Scan the listing below and copy every line holding "areas".

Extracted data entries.

#####

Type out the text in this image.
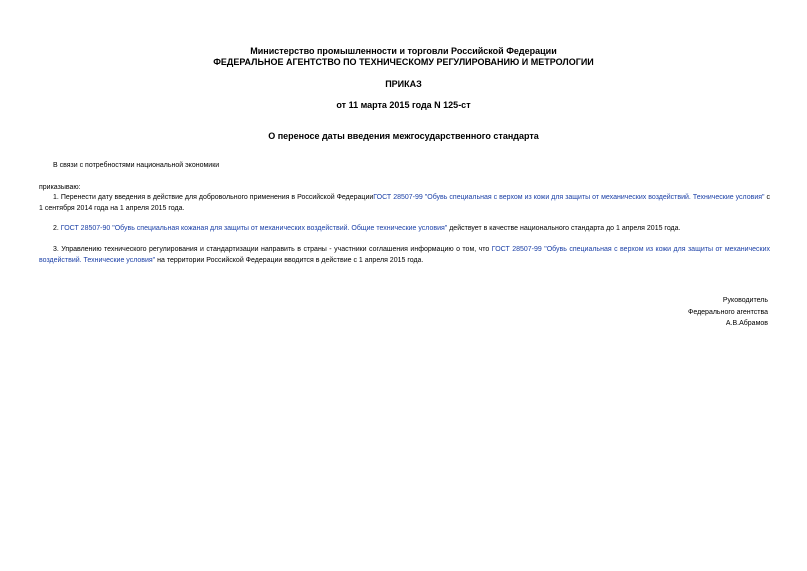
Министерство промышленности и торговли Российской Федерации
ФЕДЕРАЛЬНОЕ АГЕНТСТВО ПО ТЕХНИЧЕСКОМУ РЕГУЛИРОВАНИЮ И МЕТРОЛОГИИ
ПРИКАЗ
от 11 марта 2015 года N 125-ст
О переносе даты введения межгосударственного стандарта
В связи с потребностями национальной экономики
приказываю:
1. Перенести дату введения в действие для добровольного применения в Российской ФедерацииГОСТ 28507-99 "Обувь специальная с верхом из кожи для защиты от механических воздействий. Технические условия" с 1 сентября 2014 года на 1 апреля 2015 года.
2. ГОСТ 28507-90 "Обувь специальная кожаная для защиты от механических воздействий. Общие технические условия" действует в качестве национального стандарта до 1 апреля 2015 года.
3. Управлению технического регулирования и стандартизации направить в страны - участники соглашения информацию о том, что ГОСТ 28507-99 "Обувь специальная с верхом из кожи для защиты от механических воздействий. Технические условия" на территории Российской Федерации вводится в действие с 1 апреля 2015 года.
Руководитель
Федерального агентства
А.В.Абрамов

#####

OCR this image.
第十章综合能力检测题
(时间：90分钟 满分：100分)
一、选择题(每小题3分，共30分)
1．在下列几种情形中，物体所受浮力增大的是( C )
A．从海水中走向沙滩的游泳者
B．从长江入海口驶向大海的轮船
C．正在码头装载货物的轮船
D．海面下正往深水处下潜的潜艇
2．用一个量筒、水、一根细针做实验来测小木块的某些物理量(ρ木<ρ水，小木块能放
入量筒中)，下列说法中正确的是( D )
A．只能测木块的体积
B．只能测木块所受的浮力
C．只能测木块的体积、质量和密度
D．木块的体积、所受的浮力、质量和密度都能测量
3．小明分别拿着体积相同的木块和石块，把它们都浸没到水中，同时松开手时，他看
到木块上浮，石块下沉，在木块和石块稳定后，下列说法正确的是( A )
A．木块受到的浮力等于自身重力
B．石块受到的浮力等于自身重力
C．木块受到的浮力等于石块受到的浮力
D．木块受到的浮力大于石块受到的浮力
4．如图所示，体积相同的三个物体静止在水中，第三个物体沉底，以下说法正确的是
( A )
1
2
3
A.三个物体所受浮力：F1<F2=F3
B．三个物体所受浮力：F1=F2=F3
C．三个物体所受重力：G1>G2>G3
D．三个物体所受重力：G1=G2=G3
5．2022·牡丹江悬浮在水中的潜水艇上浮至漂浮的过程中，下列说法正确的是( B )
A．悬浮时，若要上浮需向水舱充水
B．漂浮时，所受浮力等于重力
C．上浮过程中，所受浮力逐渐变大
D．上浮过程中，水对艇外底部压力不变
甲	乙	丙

#####

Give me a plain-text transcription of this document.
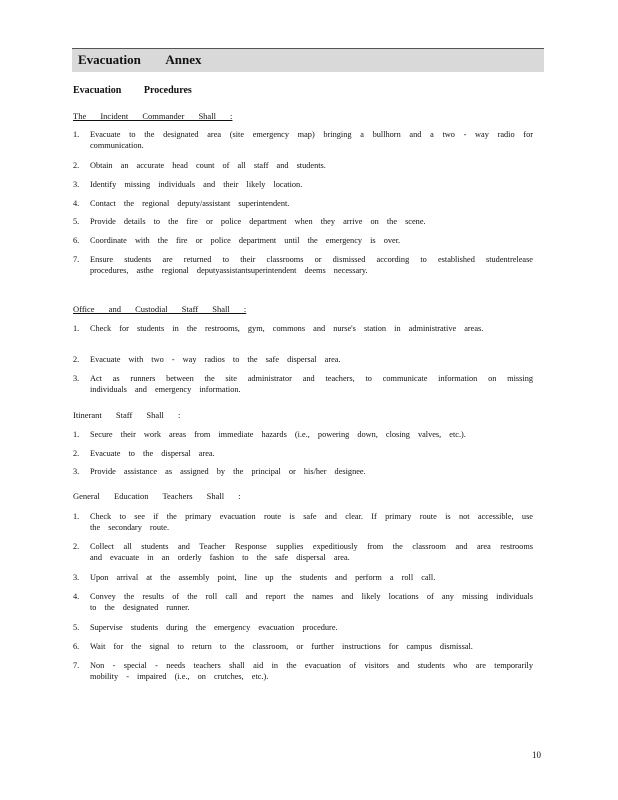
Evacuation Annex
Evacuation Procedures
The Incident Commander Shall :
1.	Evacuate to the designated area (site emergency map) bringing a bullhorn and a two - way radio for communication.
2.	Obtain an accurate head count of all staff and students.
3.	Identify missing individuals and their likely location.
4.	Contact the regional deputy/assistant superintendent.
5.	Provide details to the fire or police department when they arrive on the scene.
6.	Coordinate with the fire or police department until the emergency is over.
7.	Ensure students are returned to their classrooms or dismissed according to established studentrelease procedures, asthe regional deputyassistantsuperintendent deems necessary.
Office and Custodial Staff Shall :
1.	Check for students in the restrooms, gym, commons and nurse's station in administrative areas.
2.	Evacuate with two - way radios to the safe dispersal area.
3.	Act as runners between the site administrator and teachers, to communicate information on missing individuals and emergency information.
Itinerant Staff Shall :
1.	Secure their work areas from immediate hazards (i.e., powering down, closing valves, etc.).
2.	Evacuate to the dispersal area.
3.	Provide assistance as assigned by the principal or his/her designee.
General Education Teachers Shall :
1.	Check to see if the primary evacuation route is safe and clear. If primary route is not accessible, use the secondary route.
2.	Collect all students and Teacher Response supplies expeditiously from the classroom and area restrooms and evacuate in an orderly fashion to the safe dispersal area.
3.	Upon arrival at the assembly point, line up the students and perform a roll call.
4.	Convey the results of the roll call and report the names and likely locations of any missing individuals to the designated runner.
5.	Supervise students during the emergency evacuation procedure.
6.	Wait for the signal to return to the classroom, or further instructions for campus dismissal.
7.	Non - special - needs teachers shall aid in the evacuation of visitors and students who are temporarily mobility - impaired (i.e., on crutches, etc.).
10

#####

TASK RESPONSE.
1.	Check for students in the restrooms, gym, commons and nurse's station in administrative areas.
1.	Secure their work areas from immediate hazards (i.e., powering down, closing valves, etc.).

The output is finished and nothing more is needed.